DOCUMENT EXCERPT:
╔══
🤖 AI Summary
This work addresses the sustainability challenges in AI-driven molecular and materials discovery, which are exacerbated by escalating computational and data demands. The authors propose a hierarchical intelligent workflow that integrates efficient modeling, multi-fidelity learning, active sampling, and physics-informed constraints to jointly optimize energy efficiency, reliability, synthesizability, and multiple performance objectives. By leveraging foundation models, knowledge distillation, and embedded physical priors, the framework substantially reduces the computational cost of quantum simulations and model training while maintaining predictive accuracy, thereby enhancing scientific output per unit of compute. This approach advances the responsible deployment of green AI in drug and materials discovery and promotes open data sharing and reusable pipelines, offering a sustainable pathway for domain-specific AI systems.
📝 Abstract
Artificial intelligence is transforming molecular and materials science, but its growing computational and data demands raise critical sustainability challenges. In this Perspective, we examine resource considerations across the AI-driven discovery pipeline--from quantum-mechanical (QM) data generation and model training to automated, self-driving research workflows--building on discussions from the ``SusML workshop: Towards sustainable exploration of chemical spaces with machine learning'' held in Dresden, Germany. In this context, the availability of large quantum datasets has enabled rigorous benchmarking and rapid methodological progress, while also incurring substantial energy and infrastructure costs. We highlight emerging strategies to enhance efficiency, including general-purpose machine learning (ML) models, multi-fidelity approaches, model distillation, and active learning. Moreover, incorporating physics-based constraints within hierarchical workflows, where fast ML surrogates are applied broadly and high-accuracy QM methods are used selectively, can further optimize resource use without compromising reliability. Equally important is bridging the gap between idealized computational predictions and real-world conditions by accounting for synthesizability and multi-objective design criteria, which is essential for practical impact. Finally, we argue that sustainable progress will rely on open data and models, reusable workflows, and domain-specific AI systems that maximize scientific value per unit of computation, enabling efficient and responsible discovery of technological materials and therapeutics.
╚══
SOURCE INFORMATION:
╔══
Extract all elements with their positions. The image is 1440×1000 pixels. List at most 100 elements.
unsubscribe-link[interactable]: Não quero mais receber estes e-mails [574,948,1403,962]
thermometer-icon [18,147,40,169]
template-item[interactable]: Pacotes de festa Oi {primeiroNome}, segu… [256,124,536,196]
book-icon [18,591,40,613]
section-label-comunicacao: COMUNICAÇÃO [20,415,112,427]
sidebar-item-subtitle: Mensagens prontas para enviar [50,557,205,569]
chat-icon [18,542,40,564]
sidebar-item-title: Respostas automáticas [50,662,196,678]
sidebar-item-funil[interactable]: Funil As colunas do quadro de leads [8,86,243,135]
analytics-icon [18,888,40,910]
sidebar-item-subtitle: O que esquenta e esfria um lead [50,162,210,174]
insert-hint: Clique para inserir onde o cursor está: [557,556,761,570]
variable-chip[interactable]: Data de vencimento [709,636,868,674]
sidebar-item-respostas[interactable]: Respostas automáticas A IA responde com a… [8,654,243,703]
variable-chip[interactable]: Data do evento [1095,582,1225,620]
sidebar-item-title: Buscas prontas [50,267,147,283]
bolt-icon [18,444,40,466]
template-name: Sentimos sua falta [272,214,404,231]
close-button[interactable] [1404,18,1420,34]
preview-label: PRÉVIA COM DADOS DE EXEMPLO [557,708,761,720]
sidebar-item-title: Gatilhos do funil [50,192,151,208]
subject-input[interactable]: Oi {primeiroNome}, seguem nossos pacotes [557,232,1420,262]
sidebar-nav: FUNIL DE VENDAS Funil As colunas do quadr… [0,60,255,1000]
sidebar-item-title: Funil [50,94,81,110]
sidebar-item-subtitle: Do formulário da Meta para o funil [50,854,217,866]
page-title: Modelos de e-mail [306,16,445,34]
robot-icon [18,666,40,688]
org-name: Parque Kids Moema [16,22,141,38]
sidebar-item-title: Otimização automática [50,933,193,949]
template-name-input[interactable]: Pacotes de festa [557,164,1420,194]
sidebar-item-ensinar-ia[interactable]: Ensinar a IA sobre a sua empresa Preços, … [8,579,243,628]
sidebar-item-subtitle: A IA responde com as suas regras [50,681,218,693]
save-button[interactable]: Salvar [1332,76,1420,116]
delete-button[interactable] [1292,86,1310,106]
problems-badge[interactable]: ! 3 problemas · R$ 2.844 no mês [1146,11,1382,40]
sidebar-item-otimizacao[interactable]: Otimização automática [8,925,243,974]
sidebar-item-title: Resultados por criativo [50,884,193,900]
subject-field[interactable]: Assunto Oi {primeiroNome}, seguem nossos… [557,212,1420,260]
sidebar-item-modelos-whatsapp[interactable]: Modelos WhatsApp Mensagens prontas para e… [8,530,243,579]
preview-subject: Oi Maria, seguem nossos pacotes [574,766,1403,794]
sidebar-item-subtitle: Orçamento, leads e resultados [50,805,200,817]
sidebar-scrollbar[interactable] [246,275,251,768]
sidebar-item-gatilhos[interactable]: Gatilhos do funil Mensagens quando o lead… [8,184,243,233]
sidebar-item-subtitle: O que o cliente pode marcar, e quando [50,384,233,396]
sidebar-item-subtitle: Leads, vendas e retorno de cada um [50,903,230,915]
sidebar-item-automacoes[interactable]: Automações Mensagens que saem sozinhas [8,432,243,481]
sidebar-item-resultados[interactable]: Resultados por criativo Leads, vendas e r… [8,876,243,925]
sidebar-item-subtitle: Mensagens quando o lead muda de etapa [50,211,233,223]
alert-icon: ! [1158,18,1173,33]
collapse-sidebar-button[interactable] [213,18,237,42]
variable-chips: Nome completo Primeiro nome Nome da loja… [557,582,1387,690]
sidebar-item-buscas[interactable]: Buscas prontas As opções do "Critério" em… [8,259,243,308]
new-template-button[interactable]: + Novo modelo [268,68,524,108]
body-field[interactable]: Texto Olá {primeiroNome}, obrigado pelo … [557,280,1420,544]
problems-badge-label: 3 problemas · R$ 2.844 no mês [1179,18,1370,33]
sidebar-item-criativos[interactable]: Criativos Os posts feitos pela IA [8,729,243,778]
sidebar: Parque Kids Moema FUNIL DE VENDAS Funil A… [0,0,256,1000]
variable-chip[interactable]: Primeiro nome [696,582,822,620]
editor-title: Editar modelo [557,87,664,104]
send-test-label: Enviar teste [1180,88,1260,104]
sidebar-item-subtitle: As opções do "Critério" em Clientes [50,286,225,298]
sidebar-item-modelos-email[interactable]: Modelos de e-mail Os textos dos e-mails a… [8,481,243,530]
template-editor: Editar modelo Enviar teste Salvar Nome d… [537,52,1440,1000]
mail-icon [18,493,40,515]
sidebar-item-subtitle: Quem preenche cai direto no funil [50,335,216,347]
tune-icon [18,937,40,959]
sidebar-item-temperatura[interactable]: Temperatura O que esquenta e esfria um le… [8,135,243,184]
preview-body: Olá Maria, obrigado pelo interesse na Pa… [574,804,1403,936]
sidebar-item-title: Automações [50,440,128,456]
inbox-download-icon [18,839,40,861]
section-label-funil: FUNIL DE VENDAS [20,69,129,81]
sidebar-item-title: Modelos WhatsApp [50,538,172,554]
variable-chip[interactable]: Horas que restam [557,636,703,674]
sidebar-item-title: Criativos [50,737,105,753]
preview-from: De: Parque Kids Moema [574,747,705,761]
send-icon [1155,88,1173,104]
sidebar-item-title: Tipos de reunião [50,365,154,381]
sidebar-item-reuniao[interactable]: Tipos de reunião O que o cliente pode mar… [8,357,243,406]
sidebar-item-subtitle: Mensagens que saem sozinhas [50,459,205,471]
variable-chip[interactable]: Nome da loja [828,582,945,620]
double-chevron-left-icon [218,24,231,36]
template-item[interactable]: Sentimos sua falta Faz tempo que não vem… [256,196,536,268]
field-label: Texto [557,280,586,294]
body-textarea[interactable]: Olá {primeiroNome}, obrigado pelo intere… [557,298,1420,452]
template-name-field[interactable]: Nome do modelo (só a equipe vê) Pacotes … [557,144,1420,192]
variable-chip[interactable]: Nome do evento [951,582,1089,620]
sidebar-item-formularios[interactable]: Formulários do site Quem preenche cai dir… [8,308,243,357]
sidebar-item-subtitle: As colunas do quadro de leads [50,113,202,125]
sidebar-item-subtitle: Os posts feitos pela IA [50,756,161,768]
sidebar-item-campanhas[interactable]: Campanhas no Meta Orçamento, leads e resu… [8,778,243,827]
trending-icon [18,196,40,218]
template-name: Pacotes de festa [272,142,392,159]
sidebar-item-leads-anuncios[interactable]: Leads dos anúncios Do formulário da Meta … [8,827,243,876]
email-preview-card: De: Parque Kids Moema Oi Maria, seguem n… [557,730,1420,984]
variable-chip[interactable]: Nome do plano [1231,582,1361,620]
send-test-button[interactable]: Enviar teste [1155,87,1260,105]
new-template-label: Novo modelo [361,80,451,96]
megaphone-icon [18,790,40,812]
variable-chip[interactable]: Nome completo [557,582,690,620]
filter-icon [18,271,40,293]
╚══
EXERCISE REQUIREMENTS:
1 – In two sentences, what does the text on sustainable AI for molecular and materials discovery argue?
2 – Does each statement agree with the text on sustainable AI for molecular and materials discovery? Answer yes or no for each, and quote the words from that text that decide it.
(a) The SusML workshop took place in Dresden, Germany.
(b) In the hierarchical workflows, high-accuracy QM methods are applied broadly and fast ML surrogates are used selectively.
(c) Large quantum datasets have come without substantial energy costs.

TASK RESPONSES:
1 – Artificial intelligence is transforming molecular and materials science, but its growing computational and data demands raise sustainability challenges across the discovery pipeline, from quantum-mechanical data generation and model training to self-driving research workflows. Strategies such as general-purpose ML models, multi-fidelity approaches, model distillation, active learning, and hierarchical workflows with physics-based constraints can improve resource use without compromising reliability, and sustainable progress will rely on open data and models, reusable workflows, and domain-specific AI systems.

2 –
(a) Yes: "held in Dresden, Germany"
(b) No: "fast ML surrogates are applied broadly and high-accuracy QM methods are used selectively"
(c) No: "while also incurring substantial energy and infrastructure costs"